TASK TO COMPLETE:
Present the following data again exactly as it is shown.

================================

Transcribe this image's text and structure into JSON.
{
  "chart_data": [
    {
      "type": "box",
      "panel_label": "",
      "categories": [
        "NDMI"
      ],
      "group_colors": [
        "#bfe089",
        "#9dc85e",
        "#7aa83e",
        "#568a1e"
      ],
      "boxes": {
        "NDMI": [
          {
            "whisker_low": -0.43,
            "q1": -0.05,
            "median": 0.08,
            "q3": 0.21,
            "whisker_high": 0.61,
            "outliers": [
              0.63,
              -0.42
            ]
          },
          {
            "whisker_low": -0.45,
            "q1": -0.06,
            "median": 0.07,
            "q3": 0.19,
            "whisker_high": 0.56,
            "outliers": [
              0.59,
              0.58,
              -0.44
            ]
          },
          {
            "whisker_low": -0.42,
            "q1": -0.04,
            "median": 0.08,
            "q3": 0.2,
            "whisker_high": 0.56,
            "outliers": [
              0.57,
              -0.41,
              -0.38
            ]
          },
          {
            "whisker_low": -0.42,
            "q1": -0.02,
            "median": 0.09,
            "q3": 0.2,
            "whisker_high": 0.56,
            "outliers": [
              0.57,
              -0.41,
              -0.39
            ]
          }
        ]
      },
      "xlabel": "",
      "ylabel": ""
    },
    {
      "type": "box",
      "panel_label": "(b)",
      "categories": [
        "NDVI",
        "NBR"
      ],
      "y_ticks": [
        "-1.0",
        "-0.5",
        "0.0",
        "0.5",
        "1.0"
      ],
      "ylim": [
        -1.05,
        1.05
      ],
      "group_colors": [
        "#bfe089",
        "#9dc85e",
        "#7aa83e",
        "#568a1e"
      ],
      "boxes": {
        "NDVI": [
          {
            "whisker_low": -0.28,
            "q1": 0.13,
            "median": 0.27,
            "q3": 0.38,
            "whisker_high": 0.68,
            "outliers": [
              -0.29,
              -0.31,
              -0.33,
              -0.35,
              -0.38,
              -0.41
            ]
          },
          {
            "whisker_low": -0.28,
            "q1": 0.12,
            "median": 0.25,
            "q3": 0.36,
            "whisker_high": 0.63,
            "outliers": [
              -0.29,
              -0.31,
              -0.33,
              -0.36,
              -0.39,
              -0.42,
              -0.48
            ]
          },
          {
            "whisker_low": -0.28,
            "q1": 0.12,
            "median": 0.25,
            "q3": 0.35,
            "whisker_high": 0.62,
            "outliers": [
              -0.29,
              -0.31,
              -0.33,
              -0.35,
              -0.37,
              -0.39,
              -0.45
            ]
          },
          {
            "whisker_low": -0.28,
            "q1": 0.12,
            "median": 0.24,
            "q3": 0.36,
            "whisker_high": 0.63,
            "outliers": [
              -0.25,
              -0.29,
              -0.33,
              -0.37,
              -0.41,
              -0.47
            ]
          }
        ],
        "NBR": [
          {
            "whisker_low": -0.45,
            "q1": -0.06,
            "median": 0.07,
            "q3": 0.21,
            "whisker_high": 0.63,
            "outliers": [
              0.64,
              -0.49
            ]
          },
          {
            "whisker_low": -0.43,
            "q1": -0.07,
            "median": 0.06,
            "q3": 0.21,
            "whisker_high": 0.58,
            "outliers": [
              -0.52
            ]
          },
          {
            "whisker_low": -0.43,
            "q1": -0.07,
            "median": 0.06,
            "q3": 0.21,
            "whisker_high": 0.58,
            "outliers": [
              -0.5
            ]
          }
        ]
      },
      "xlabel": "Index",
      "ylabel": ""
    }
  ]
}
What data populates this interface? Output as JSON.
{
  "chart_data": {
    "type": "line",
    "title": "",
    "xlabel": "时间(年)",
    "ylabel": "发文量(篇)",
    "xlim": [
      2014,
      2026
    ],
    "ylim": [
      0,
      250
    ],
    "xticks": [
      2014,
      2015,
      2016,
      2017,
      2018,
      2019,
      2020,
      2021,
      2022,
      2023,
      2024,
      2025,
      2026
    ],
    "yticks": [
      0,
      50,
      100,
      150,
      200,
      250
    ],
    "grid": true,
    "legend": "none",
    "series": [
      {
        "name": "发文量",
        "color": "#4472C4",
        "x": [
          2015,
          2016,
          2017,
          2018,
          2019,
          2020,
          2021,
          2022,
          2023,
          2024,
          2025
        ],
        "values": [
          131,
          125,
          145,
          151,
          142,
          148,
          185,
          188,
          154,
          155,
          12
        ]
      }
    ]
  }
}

================================

WRITTEN ANSWER:
Transcribe this image's text and structure into JSON.
{
  "chart_data": [
    {
      "type": "box",
      "panel_label": "",
      "categories": [
        "NDMI"
      ],
      "group_colors": [
        "#bfe089",
        "#9dc85e",
        "#7aa83e",
        "#568a1e"
      ],
      "boxes": {
        "NDMI": [
          {
            "whisker_low": -0.43,
            "q1": -0.05,
            "median": 0.08,
            "q3": 0.21,
            "whisker_high": 0.61,
            "outliers": [
              0.63,
              -0.42
            ]
          },
          {
            "whisker_low": -0.45,
            "q1": -0.06,
            "median": 0.07,
            "q3": 0.19,
            "whisker_high": 0.56,
            "outliers": [
              0.59,
              0.58,
              -0.44
            ]
          },
          {
            "whisker_low": -0.42,
            "q1": -0.04,
            "median": 0.08,
            "q3": 0.2,
            "whisker_high": 0.56,
            "outliers": [
              0.57,
              -0.41,
              -0.38
            ]
          },
          {
            "whisker_low": -0.42,
            "q1": -0.02,
            "median": 0.09,
            "q3": 0.2,
            "whisker_high": 0.56,
            "outliers": [
              0.57,
              -0.41,
              -0.39
            ]
          }
        ]
      },
      "xlabel": "",
      "ylabel": ""
    },
    {
      "type": "box",
      "panel_label": "(b)",
      "categories": [
        "NDVI",
        "NBR"
      ],
      "y_ticks": [
        "-1.0",
        "-0.5",
        "0.0",
        "0.5",
        "1.0"
      ],
      "ylim": [
        -1.05,
        1.05
      ],
      "group_colors": [
        "#bfe089",
        "#9dc85e",
        "#7aa83e",
        "#568a1e"
      ],
      "boxes": {
        "NDVI": [
          {
            "whisker_low": -0.28,
            "q1": 0.13,
            "median": 0.27,
            "q3": 0.38,
            "whisker_high": 0.68,
            "outliers": [
              -0.29,
              -0.31,
              -0.33,
              -0.35,
              -0.38,
              -0.41
            ]
          },
          {
            "whisker_low": -0.28,
            "q1": 0.12,
            "median": 0.25,
            "q3": 0.36,
            "whisker_high": 0.63,
            "outliers": [
              -0.29,
              -0.31,
              -0.33,
              -0.36,
              -0.39,
              -0.42,
              -0.48
            ]
          },
          {
            "whisker_low": -0.28,
            "q1": 0.12,
            "median": 0.25,
            "q3": 0.35,
            "whisker_high": 0.62,
            "outliers": [
              -0.29,
              -0.31,
              -0.33,
              -0.35,
              -0.37,
              -0.39,
              -0.45
            ]
          },
          {
            "whisker_low": -0.28,
            "q1": 0.12,
            "median": 0.24,
            "q3": 0.36,
            "whisker_high": 0.63,
            "outliers": [
              -0.25,
              -0.29,
              -0.33,
              -0.37,
              -0.41,
              -0.47
            ]
          }
        ],
        "NBR": [
          {
            "whisker_low": -0.45,
            "q1": -0.06,
            "median": 0.07,
            "q3": 0.21,
            "whisker_high": 0.63,
            "outliers": [
              0.64,
              -0.49
            ]
          },
          {
            "whisker_low": -0.43,
            "q1": -0.07,
            "median": 0.06,
            "q3": 0.21,
            "whisker_high": 0.58,
            "outliers": [
              -0.52
            ]
          },
          {
            "whisker_low": -0.43,
            "q1": -0.07,
            "median": 0.06,
            "q3": 0.21,
            "whisker_high": 0.58,
            "outliers": [
              -0.5
            ]
          }
        ]
      },
      "xlabel": "Index",
      "ylabel": ""
    }
  ]
}
What data populates this interface? Output as JSON.
{
  "chart_data": {
    "type": "line",
    "title": "",
    "xlabel": "时间(年)",
    "ylabel": "发文量(篇)",
    "xlim": [
      2014,
      2026
    ],
    "ylim": [
      0,
      250
    ],
    "xticks": [
      2014,
      2015,
      2016,
      2017,
      2018,
      2019,
      2020,
      2021,
      2022,
      2023,
      2024,
      2025,
      2026
    ],
    "yticks": [
      0,
      50,
      100,
      150,
      200,
      250
    ],
    "grid": true,
    "legend": "none",
    "series": [
      {
        "name": "发文量",
        "color": "#4472C4",
        "x": [
          2015,
          2016,
          2017,
          2018,
          2019,
          2020,
          2021,
          2022,
          2023,
          2024,
          2025
        ],
        "values": [
          131,
          125,
          145,
          151,
          142,
          148,
          185,
          188,
          154,
          155,
          12
        ]
      }
    ]
  }
}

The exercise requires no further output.